■ **Exercise material**
—————

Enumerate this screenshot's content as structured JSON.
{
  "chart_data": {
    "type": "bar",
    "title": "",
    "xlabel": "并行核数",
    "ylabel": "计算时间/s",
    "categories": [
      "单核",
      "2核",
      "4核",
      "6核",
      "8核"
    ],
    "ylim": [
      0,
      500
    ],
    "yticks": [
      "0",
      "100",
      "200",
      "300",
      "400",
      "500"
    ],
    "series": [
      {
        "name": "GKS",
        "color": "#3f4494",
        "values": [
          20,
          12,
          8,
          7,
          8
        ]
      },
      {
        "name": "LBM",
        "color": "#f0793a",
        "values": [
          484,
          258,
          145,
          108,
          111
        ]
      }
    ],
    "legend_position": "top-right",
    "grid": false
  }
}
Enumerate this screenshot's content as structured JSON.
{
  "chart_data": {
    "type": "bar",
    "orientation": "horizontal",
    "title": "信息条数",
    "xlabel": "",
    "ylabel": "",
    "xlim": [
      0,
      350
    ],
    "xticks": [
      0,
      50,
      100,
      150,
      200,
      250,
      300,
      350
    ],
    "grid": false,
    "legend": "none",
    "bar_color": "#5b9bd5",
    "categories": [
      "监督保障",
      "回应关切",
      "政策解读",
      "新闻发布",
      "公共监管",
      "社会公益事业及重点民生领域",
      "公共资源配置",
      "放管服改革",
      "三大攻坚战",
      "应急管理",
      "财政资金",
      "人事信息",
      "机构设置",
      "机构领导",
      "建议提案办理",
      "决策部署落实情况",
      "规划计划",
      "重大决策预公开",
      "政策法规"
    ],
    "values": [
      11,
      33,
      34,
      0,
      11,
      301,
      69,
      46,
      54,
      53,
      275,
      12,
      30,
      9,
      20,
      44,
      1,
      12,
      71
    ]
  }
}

—————

■ **The request**
Output all records verbatim.

■ **Response to this exercise**
Enumerate this screenshot's content as structured JSON.
{
  "chart_data": {
    "type": "bar",
    "title": "",
    "xlabel": "并行核数",
    "ylabel": "计算时间/s",
    "categories": [
      "单核",
      "2核",
      "4核",
      "6核",
      "8核"
    ],
    "ylim": [
      0,
      500
    ],
    "yticks": [
      "0",
      "100",
      "200",
      "300",
      "400",
      "500"
    ],
    "series": [
      {
        "name": "GKS",
        "color": "#3f4494",
        "values": [
          20,
          12,
          8,
          7,
          8
        ]
      },
      {
        "name": "LBM",
        "color": "#f0793a",
        "values": [
          484,
          258,
          145,
          108,
          111
        ]
      }
    ],
    "legend_position": "top-right",
    "grid": false
  }
}
Enumerate this screenshot's content as structured JSON.
{
  "chart_data": {
    "type": "bar",
    "orientation": "horizontal",
    "title": "信息条数",
    "xlabel": "",
    "ylabel": "",
    "xlim": [
      0,
      350
    ],
    "xticks": [
      0,
      50,
      100,
      150,
      200,
      250,
      300,
      350
    ],
    "grid": false,
    "legend": "none",
    "bar_color": "#5b9bd5",
    "categories": [
      "监督保障",
      "回应关切",
      "政策解读",
      "新闻发布",
      "公共监管",
      "社会公益事业及重点民生领域",
      "公共资源配置",
      "放管服改革",
      "三大攻坚战",
      "应急管理",
      "财政资金",
      "人事信息",
      "机构设置",
      "机构领导",
      "建议提案办理",
      "决策部署落实情况",
      "规划计划",
      "重大决策预公开",
      "政策法规"
    ],
    "values": [
      11,
      33,
      34,
      0,
      11,
      301,
      69,
      46,
      54,
      53,
      275,
      12,
      30,
      9,
      20,
      44,
      1,
      12,
      71
    ]
  }
}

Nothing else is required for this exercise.